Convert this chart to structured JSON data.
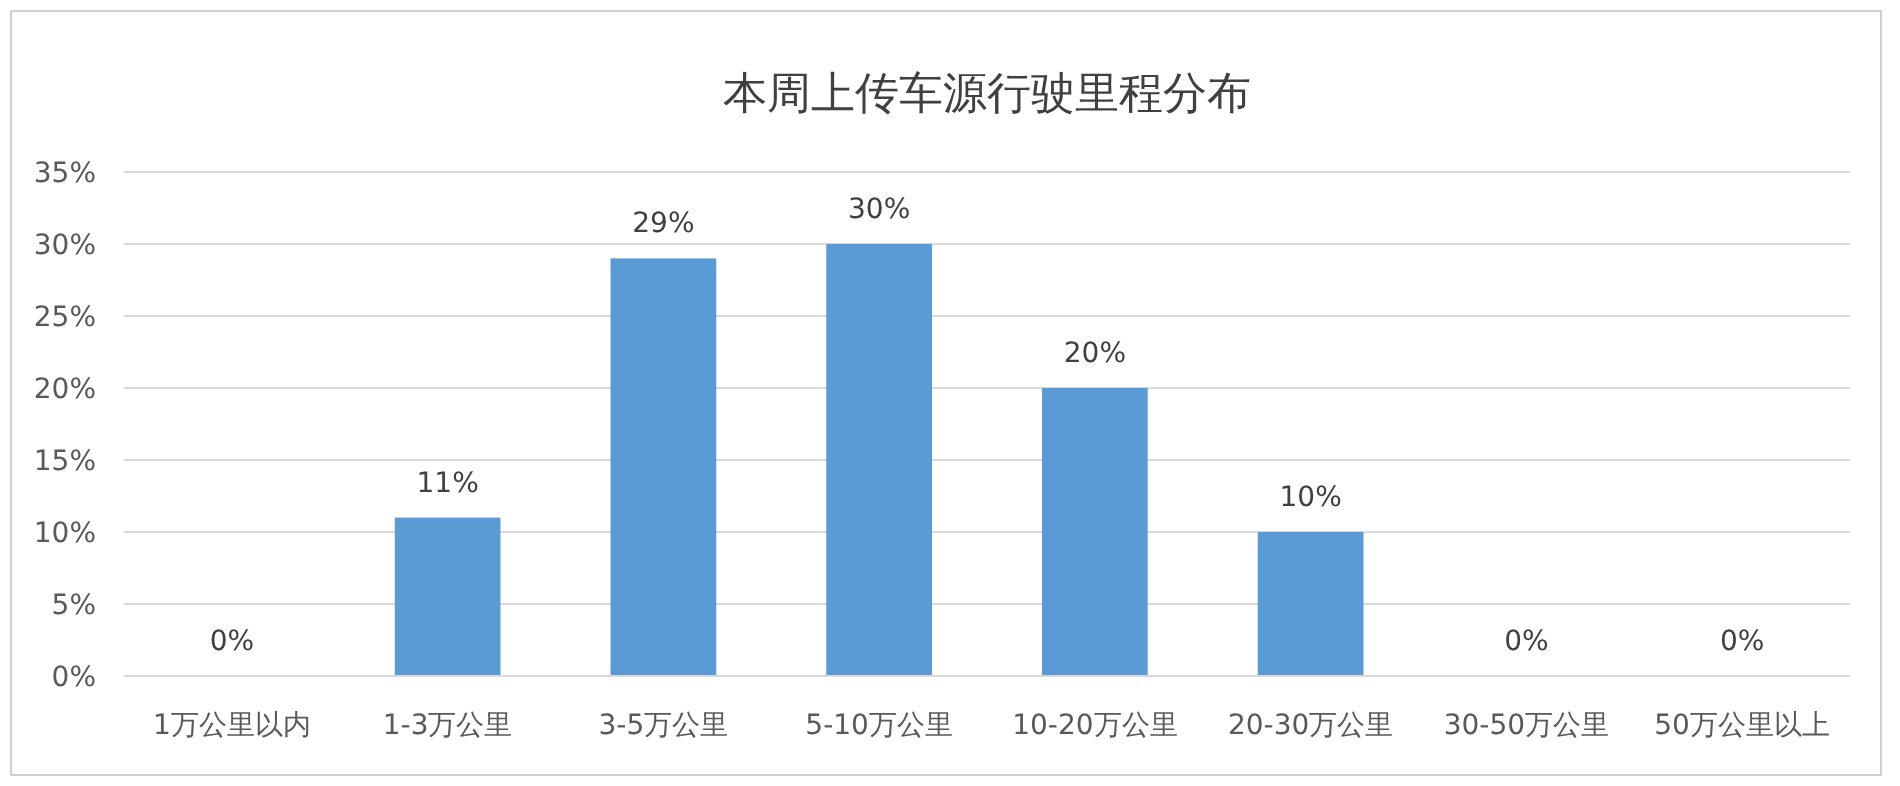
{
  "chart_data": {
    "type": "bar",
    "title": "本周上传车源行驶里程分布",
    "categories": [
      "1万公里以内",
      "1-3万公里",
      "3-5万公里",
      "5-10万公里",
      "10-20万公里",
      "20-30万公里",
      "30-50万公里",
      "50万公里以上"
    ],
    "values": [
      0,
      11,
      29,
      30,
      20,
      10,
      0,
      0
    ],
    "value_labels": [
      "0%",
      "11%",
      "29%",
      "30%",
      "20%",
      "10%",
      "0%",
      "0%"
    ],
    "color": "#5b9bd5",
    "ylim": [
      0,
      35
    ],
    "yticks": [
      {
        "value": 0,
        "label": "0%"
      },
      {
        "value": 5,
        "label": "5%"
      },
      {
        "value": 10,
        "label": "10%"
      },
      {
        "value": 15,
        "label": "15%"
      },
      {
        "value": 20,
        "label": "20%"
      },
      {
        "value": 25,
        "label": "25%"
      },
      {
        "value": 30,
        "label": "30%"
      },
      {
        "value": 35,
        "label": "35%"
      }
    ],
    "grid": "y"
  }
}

☆ ☆ ☆

» TASK STATEMENT
Your task is to repeat the data above exactly while excluding the pictures.

» ANSWER
Convert this chart to structured JSON data.
{
  "chart_data": {
    "type": "bar",
    "title": "本周上传车源行驶里程分布",
    "categories": [
      "1万公里以内",
      "1-3万公里",
      "3-5万公里",
      "5-10万公里",
      "10-20万公里",
      "20-30万公里",
      "30-50万公里",
      "50万公里以上"
    ],
    "values": [
      0,
      11,
      29,
      30,
      20,
      10,
      0,
      0
    ],
    "value_labels": [
      "0%",
      "11%",
      "29%",
      "30%",
      "20%",
      "10%",
      "0%",
      "0%"
    ],
    "color": "#5b9bd5",
    "ylim": [
      0,
      35
    ],
    "yticks": [
      {
        "value": 0,
        "label": "0%"
      },
      {
        "value": 5,
        "label": "5%"
      },
      {
        "value": 10,
        "label": "10%"
      },
      {
        "value": 15,
        "label": "15%"
      },
      {
        "value": 20,
        "label": "20%"
      },
      {
        "value": 25,
        "label": "25%"
      },
      {
        "value": 30,
        "label": "30%"
      },
      {
        "value": 35,
        "label": "35%"
      }
    ],
    "grid": "y"
  }
}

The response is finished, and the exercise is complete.